[Exercise task]:
Go through the data below and gather each line containing "sendo".

[Collection entries]:
▽
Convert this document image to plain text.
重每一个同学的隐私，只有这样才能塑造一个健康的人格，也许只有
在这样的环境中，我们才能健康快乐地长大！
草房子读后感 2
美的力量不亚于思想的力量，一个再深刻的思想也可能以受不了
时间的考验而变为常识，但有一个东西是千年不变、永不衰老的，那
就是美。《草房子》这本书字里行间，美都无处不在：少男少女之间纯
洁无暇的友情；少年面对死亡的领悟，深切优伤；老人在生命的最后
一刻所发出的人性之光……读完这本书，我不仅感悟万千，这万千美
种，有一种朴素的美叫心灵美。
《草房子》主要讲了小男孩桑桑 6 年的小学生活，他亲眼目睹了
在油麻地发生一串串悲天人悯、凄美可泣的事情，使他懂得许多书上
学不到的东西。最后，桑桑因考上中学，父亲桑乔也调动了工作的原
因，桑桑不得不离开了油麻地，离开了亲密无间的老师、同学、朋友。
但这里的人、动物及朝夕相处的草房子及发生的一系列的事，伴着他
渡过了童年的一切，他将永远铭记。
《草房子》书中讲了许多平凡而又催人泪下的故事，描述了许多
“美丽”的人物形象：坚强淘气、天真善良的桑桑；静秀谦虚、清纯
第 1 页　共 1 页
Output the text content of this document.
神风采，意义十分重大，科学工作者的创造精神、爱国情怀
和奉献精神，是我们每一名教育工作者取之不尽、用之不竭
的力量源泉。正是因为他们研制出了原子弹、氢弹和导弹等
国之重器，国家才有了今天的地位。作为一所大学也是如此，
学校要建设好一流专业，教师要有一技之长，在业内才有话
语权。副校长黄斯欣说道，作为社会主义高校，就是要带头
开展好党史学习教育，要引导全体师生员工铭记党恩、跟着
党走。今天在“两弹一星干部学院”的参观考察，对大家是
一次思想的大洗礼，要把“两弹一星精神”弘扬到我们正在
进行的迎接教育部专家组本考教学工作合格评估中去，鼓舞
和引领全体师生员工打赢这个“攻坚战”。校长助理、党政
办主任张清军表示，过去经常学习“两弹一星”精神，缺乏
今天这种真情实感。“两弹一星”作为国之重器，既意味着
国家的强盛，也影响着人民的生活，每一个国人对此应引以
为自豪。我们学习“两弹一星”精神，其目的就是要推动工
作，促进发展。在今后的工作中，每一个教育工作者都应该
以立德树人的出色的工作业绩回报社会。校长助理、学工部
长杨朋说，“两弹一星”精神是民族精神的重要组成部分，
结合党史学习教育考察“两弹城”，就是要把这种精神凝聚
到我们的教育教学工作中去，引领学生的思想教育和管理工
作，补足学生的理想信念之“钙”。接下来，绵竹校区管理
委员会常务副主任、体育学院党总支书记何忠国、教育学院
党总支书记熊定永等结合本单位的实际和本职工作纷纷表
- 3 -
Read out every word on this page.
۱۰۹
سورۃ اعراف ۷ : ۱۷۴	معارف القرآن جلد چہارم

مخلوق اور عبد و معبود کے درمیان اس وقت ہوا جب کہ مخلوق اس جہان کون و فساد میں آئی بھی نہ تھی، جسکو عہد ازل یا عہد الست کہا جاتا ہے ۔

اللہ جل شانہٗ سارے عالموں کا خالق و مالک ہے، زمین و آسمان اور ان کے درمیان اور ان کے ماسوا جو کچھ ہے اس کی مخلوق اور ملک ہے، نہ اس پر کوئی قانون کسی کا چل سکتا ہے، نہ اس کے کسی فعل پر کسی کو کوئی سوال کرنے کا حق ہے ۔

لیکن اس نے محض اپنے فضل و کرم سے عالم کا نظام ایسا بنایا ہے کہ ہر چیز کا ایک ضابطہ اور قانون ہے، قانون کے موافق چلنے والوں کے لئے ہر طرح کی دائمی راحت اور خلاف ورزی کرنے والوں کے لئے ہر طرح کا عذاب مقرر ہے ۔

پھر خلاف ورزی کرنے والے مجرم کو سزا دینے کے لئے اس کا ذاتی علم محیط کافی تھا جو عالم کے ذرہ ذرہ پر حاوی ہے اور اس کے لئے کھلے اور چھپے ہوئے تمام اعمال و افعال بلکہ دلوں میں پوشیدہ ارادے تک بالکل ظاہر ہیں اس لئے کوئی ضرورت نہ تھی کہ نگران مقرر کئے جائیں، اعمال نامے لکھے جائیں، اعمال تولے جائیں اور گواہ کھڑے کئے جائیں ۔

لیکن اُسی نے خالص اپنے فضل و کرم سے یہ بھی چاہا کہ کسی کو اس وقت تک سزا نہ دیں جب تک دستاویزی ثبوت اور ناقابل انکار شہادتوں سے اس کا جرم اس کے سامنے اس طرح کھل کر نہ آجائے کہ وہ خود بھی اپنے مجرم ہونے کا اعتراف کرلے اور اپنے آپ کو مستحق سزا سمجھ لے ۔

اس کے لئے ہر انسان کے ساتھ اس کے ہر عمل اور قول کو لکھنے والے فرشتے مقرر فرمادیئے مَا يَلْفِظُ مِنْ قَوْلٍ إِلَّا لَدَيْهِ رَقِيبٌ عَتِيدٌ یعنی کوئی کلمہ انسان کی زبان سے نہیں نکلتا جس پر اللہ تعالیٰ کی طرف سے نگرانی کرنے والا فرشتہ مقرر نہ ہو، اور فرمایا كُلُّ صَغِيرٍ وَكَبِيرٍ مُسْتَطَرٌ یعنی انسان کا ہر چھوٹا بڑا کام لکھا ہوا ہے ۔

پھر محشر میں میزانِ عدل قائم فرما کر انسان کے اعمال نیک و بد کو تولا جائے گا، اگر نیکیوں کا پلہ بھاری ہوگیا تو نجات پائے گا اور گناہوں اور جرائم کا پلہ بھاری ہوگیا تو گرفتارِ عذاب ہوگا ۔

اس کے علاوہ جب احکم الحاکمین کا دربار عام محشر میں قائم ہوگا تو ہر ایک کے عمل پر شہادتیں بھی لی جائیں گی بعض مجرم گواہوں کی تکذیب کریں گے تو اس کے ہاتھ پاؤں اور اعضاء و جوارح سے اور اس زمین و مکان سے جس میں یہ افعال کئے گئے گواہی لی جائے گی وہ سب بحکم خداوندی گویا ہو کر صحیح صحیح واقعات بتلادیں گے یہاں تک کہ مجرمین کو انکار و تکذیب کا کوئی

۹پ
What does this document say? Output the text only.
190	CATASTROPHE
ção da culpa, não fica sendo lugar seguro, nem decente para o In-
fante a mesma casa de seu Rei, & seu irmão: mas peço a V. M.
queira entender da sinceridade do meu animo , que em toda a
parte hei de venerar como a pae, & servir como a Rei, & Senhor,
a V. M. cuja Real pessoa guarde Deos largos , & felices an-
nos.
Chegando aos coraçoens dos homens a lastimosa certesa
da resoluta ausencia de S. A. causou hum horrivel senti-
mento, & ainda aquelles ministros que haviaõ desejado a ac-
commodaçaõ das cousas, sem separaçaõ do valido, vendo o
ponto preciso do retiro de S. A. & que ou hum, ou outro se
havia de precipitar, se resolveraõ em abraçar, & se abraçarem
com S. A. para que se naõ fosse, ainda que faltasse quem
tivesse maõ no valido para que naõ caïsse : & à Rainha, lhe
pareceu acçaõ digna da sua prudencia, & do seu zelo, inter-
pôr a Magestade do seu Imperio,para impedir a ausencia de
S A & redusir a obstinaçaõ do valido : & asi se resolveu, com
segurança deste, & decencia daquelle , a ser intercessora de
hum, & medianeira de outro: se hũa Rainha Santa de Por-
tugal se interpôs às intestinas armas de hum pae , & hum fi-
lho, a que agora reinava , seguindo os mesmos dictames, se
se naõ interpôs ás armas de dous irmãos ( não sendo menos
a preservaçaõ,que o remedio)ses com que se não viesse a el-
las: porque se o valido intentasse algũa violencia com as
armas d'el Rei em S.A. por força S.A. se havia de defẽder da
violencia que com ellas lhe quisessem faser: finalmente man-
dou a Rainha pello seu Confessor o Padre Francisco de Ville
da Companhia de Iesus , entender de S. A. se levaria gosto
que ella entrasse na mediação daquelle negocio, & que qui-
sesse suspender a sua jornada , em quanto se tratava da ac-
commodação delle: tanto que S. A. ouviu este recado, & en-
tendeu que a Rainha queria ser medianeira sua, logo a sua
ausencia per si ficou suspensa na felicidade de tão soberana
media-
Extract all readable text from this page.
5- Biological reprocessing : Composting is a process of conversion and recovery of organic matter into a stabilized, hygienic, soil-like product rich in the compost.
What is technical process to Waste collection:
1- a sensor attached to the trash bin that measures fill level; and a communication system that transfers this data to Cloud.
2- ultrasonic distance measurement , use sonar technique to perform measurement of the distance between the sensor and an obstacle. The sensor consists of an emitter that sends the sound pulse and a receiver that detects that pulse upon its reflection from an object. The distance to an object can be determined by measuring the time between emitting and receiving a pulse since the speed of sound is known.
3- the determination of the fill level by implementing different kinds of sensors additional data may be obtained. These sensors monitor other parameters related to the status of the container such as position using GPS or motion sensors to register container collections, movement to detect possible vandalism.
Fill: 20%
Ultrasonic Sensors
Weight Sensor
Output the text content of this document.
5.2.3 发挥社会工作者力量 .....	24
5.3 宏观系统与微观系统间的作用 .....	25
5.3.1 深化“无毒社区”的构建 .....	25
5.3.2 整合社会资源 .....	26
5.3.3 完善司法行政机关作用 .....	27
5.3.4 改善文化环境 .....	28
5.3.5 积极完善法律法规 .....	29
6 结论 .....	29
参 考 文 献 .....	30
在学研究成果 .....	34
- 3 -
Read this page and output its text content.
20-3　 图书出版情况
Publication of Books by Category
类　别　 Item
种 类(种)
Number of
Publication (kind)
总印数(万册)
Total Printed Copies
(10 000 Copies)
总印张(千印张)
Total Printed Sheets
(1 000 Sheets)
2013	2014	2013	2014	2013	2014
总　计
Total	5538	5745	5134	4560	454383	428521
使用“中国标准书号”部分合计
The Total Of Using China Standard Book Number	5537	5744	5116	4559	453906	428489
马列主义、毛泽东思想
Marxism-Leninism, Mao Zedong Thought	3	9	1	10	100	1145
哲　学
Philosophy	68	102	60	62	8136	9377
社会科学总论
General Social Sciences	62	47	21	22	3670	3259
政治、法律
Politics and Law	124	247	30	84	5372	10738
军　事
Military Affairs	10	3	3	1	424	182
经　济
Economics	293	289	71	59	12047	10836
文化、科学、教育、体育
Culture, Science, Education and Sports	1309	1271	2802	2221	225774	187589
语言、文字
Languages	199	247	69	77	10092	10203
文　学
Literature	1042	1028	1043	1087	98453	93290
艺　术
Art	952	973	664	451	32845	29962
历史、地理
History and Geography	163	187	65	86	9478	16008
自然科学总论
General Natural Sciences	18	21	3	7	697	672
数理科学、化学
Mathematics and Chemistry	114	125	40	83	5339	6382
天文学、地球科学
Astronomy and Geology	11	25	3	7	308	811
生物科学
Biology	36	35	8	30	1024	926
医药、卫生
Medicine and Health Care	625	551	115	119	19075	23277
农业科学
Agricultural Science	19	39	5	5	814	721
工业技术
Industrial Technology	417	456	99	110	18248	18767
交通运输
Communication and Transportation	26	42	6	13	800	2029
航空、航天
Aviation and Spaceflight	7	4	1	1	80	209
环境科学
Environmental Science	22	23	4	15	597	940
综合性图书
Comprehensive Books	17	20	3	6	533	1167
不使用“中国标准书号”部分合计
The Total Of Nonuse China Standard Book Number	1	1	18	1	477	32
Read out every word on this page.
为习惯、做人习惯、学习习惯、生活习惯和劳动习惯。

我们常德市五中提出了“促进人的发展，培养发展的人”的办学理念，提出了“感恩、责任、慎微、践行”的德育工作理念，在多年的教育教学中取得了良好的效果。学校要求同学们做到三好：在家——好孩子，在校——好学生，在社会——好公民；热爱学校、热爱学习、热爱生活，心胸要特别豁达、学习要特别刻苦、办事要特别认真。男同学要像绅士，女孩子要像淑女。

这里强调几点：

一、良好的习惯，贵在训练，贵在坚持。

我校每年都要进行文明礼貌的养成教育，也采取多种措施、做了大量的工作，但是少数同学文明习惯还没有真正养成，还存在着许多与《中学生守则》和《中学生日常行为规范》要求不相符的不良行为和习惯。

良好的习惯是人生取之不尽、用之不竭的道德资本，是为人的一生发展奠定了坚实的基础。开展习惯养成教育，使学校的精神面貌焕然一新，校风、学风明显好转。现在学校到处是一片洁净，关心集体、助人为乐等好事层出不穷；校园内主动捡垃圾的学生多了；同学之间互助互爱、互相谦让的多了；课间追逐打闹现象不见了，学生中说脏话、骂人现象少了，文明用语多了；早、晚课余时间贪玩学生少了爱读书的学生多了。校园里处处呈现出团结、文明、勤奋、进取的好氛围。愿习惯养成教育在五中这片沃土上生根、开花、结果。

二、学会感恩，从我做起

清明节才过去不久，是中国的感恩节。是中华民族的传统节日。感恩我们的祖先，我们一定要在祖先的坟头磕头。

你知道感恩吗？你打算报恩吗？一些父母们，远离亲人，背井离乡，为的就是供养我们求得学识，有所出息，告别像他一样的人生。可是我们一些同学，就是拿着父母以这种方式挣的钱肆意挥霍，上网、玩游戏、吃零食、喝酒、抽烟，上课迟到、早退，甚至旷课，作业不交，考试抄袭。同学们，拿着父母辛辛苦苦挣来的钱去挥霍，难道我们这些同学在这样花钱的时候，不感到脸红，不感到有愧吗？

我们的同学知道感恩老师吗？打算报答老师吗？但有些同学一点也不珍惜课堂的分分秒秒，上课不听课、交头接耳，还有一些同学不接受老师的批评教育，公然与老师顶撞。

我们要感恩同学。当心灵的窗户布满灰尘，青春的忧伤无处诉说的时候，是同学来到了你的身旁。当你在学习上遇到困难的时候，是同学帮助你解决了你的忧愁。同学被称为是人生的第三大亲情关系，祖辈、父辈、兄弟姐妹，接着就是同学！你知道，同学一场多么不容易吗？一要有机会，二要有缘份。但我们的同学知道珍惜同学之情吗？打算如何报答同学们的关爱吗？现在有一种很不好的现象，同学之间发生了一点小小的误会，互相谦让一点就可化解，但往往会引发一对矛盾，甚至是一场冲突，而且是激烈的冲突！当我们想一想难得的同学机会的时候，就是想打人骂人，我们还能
△
[Full output]:
ção da culpa, não fica sendo lugar seguro, nem decente para o In-
se naõ interpôs ás armas de dous irmãos ( não sendo menos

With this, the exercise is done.